Records supplied:
----------------------------------------
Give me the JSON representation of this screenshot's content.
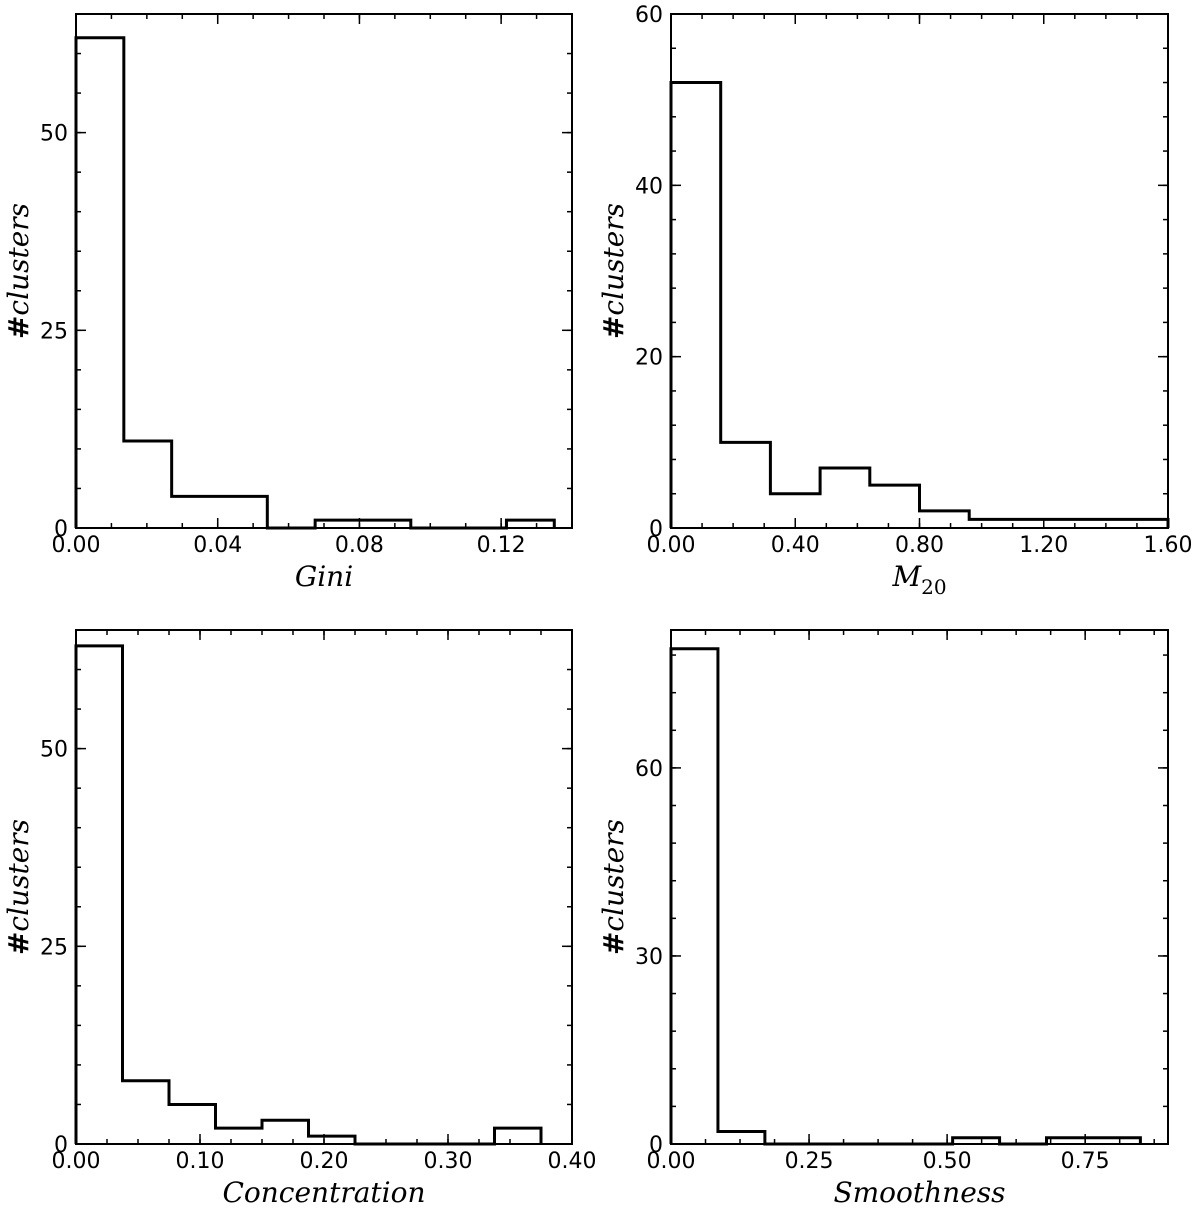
{
  "chart_data": [
    {
      "type": "histogram",
      "title": "",
      "xlabel": "Gini",
      "xlabel_sub": "",
      "ylabel_prefix": "#",
      "ylabel": "clusters",
      "xlim": [
        0,
        0.14
      ],
      "ylim": [
        0,
        65
      ],
      "xticks": [
        0,
        0.04,
        0.08,
        0.12
      ],
      "xtick_labels": [
        "0.00",
        "0.04",
        "0.08",
        "0.12"
      ],
      "yticks": [
        0,
        25,
        50
      ],
      "ytick_labels": [
        "0",
        "25",
        "50"
      ],
      "bin_edges": [
        0,
        0.0135,
        0.027,
        0.0405,
        0.054,
        0.0675,
        0.081,
        0.0945,
        0.108,
        0.1215,
        0.135
      ],
      "counts": [
        62,
        11,
        4,
        4,
        0,
        1,
        1,
        0,
        0,
        1
      ],
      "grid": false
    },
    {
      "type": "histogram",
      "title": "",
      "xlabel": "M",
      "xlabel_sub": "20",
      "ylabel_prefix": "#",
      "ylabel": "clusters",
      "xlim": [
        0,
        1.6
      ],
      "ylim": [
        0,
        60
      ],
      "xticks": [
        0,
        0.4,
        0.8,
        1.2,
        1.6
      ],
      "xtick_labels": [
        "0.00",
        "0.40",
        "0.80",
        "1.20",
        "1.60"
      ],
      "yticks": [
        0,
        20,
        40,
        60
      ],
      "ytick_labels": [
        "0",
        "20",
        "40",
        "60"
      ],
      "bin_edges": [
        0,
        0.16,
        0.32,
        0.48,
        0.64,
        0.8,
        0.96,
        1.12,
        1.28,
        1.44,
        1.6
      ],
      "counts": [
        52,
        10,
        4,
        7,
        5,
        2,
        1,
        1,
        1,
        1
      ],
      "grid": false
    },
    {
      "type": "histogram",
      "title": "",
      "xlabel": "Concentration",
      "xlabel_sub": "",
      "ylabel_prefix": "#",
      "ylabel": "clusters",
      "xlim": [
        0,
        0.4
      ],
      "ylim": [
        0,
        65
      ],
      "xticks": [
        0,
        0.1,
        0.2,
        0.3,
        0.4
      ],
      "xtick_labels": [
        "0.00",
        "0.10",
        "0.20",
        "0.30",
        "0.40"
      ],
      "yticks": [
        0,
        25,
        50
      ],
      "ytick_labels": [
        "0",
        "25",
        "50"
      ],
      "bin_edges": [
        0,
        0.0375,
        0.075,
        0.1125,
        0.15,
        0.1875,
        0.225,
        0.2625,
        0.3,
        0.3375,
        0.375
      ],
      "counts": [
        63,
        8,
        5,
        2,
        3,
        1,
        0,
        0,
        0,
        2
      ],
      "grid": false
    },
    {
      "type": "histogram",
      "title": "",
      "xlabel": "Smoothness",
      "xlabel_sub": "",
      "ylabel_prefix": "#",
      "ylabel": "clusters",
      "xlim": [
        0,
        0.9
      ],
      "ylim": [
        0,
        82
      ],
      "xticks": [
        0,
        0.25,
        0.5,
        0.75
      ],
      "xtick_labels": [
        "0.00",
        "0.25",
        "0.50",
        "0.75"
      ],
      "yticks": [
        0,
        30,
        60
      ],
      "ytick_labels": [
        "0",
        "30",
        "60"
      ],
      "bin_edges": [
        0,
        0.085,
        0.17,
        0.255,
        0.34,
        0.425,
        0.51,
        0.595,
        0.68,
        0.765,
        0.85
      ],
      "counts": [
        79,
        2,
        0,
        0,
        0,
        0,
        1,
        0,
        1,
        1
      ],
      "grid": false
    }
  ]
}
----------------------------------------
Exercise prompt:
Without the pictures, copy the material exactly as given.

Answer to the task:
Give me the JSON representation of this screenshot's content.
{
  "chart_data": [
    {
      "type": "histogram",
      "title": "",
      "xlabel": "Gini",
      "xlabel_sub": "",
      "ylabel_prefix": "#",
      "ylabel": "clusters",
      "xlim": [
        0,
        0.14
      ],
      "ylim": [
        0,
        65
      ],
      "xticks": [
        0,
        0.04,
        0.08,
        0.12
      ],
      "xtick_labels": [
        "0.00",
        "0.04",
        "0.08",
        "0.12"
      ],
      "yticks": [
        0,
        25,
        50
      ],
      "ytick_labels": [
        "0",
        "25",
        "50"
      ],
      "bin_edges": [
        0,
        0.0135,
        0.027,
        0.0405,
        0.054,
        0.0675,
        0.081,
        0.0945,
        0.108,
        0.1215,
        0.135
      ],
      "counts": [
        62,
        11,
        4,
        4,
        0,
        1,
        1,
        0,
        0,
        1
      ],
      "grid": false
    },
    {
      "type": "histogram",
      "title": "",
      "xlabel": "M",
      "xlabel_sub": "20",
      "ylabel_prefix": "#",
      "ylabel": "clusters",
      "xlim": [
        0,
        1.6
      ],
      "ylim": [
        0,
        60
      ],
      "xticks": [
        0,
        0.4,
        0.8,
        1.2,
        1.6
      ],
      "xtick_labels": [
        "0.00",
        "0.40",
        "0.80",
        "1.20",
        "1.60"
      ],
      "yticks": [
        0,
        20,
        40,
        60
      ],
      "ytick_labels": [
        "0",
        "20",
        "40",
        "60"
      ],
      "bin_edges": [
        0,
        0.16,
        0.32,
        0.48,
        0.64,
        0.8,
        0.96,
        1.12,
        1.28,
        1.44,
        1.6
      ],
      "counts": [
        52,
        10,
        4,
        7,
        5,
        2,
        1,
        1,
        1,
        1
      ],
      "grid": false
    },
    {
      "type": "histogram",
      "title": "",
      "xlabel": "Concentration",
      "xlabel_sub": "",
      "ylabel_prefix": "#",
      "ylabel": "clusters",
      "xlim": [
        0,
        0.4
      ],
      "ylim": [
        0,
        65
      ],
      "xticks": [
        0,
        0.1,
        0.2,
        0.3,
        0.4
      ],
      "xtick_labels": [
        "0.00",
        "0.10",
        "0.20",
        "0.30",
        "0.40"
      ],
      "yticks": [
        0,
        25,
        50
      ],
      "ytick_labels": [
        "0",
        "25",
        "50"
      ],
      "bin_edges": [
        0,
        0.0375,
        0.075,
        0.1125,
        0.15,
        0.1875,
        0.225,
        0.2625,
        0.3,
        0.3375,
        0.375
      ],
      "counts": [
        63,
        8,
        5,
        2,
        3,
        1,
        0,
        0,
        0,
        2
      ],
      "grid": false
    },
    {
      "type": "histogram",
      "title": "",
      "xlabel": "Smoothness",
      "xlabel_sub": "",
      "ylabel_prefix": "#",
      "ylabel": "clusters",
      "xlim": [
        0,
        0.9
      ],
      "ylim": [
        0,
        82
      ],
      "xticks": [
        0,
        0.25,
        0.5,
        0.75
      ],
      "xtick_labels": [
        "0.00",
        "0.25",
        "0.50",
        "0.75"
      ],
      "yticks": [
        0,
        30,
        60
      ],
      "ytick_labels": [
        "0",
        "30",
        "60"
      ],
      "bin_edges": [
        0,
        0.085,
        0.17,
        0.255,
        0.34,
        0.425,
        0.51,
        0.595,
        0.68,
        0.765,
        0.85
      ],
      "counts": [
        79,
        2,
        0,
        0,
        0,
        0,
        1,
        0,
        1,
        1
      ],
      "grid": false
    }
  ]
}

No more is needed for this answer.